* [Stated exercise]
In the records that follow, locate every line with "retention" and extract it.

* [Data for processing]
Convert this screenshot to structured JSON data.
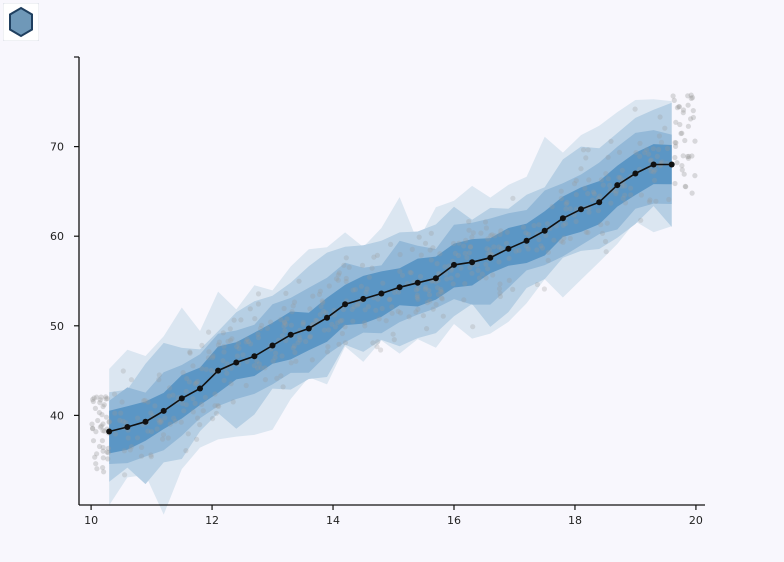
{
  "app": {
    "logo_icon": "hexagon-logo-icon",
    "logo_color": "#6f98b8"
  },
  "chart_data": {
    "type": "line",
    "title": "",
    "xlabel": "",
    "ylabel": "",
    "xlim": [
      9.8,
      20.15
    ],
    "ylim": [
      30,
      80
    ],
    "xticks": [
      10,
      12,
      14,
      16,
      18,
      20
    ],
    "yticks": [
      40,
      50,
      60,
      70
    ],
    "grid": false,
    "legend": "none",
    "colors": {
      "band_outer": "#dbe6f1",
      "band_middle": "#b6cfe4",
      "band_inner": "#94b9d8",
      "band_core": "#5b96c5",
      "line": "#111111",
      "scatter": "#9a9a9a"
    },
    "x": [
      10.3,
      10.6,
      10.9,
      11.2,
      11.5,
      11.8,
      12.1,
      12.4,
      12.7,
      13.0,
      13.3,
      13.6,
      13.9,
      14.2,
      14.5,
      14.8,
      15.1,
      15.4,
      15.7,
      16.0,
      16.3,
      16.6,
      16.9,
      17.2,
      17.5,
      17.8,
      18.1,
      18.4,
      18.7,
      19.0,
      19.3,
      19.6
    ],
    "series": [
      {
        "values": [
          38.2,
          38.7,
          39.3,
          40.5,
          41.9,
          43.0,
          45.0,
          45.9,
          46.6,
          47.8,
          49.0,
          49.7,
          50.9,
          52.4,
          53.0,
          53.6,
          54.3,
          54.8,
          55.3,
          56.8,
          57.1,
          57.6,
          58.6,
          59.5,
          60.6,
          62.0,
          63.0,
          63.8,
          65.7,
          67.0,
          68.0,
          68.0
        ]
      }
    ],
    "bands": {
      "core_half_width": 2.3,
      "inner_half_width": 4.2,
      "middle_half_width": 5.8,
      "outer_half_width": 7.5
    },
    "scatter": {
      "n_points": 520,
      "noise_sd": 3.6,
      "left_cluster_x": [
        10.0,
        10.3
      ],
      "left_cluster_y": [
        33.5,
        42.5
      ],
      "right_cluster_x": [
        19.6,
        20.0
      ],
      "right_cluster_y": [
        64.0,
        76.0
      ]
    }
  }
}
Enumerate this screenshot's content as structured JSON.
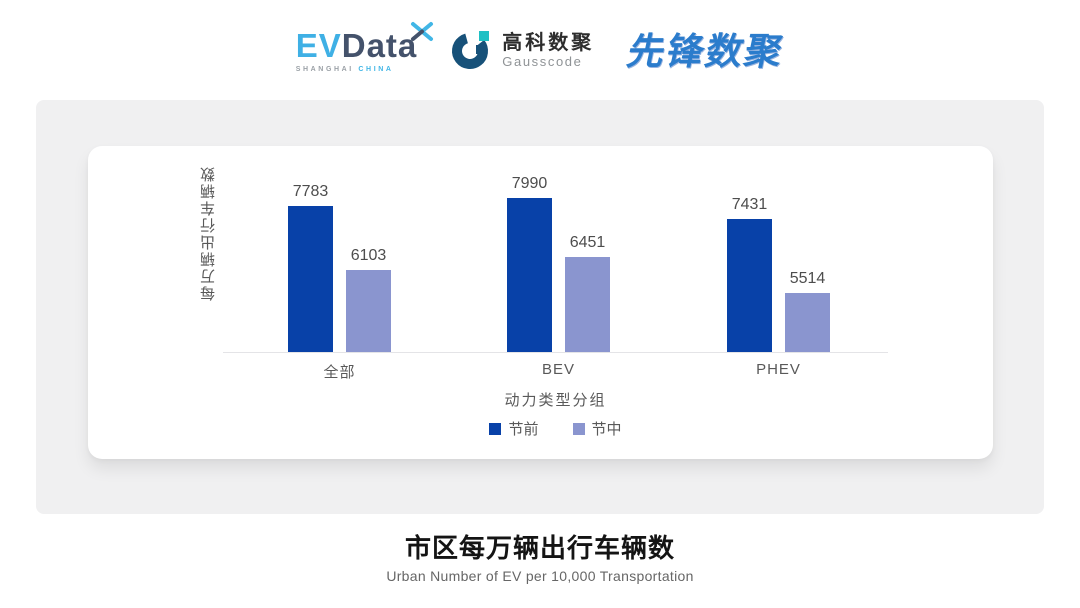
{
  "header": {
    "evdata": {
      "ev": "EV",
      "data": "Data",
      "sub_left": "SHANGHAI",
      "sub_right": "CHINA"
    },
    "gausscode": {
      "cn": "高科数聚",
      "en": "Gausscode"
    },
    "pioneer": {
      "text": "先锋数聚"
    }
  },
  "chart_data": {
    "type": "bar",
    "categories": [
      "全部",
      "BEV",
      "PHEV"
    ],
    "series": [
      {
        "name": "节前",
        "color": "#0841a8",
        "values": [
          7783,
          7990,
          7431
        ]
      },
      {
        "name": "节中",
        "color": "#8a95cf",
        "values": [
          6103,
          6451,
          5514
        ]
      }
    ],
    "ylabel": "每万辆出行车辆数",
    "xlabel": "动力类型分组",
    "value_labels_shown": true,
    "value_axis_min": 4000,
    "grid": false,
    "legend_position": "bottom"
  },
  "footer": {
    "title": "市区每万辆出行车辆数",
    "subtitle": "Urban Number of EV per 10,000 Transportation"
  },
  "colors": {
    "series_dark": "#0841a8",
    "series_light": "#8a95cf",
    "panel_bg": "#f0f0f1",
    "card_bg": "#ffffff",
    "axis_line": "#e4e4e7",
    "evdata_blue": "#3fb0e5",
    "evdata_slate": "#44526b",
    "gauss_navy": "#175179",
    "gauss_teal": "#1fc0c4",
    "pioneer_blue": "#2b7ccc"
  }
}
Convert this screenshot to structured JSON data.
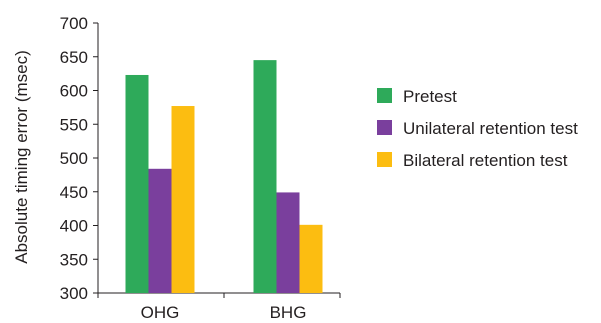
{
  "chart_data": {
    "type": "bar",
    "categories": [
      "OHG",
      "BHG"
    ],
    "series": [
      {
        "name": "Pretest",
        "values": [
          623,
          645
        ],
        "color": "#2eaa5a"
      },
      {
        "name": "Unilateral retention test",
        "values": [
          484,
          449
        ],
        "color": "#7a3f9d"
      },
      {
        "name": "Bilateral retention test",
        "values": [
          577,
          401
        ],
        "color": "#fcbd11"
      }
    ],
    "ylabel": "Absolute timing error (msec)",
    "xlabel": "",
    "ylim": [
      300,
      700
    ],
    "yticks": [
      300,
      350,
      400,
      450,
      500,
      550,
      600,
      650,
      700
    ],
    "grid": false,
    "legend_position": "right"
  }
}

* [Response to this exercise]
        "name": "Unilateral retention test",
        "name": "Bilateral retention test",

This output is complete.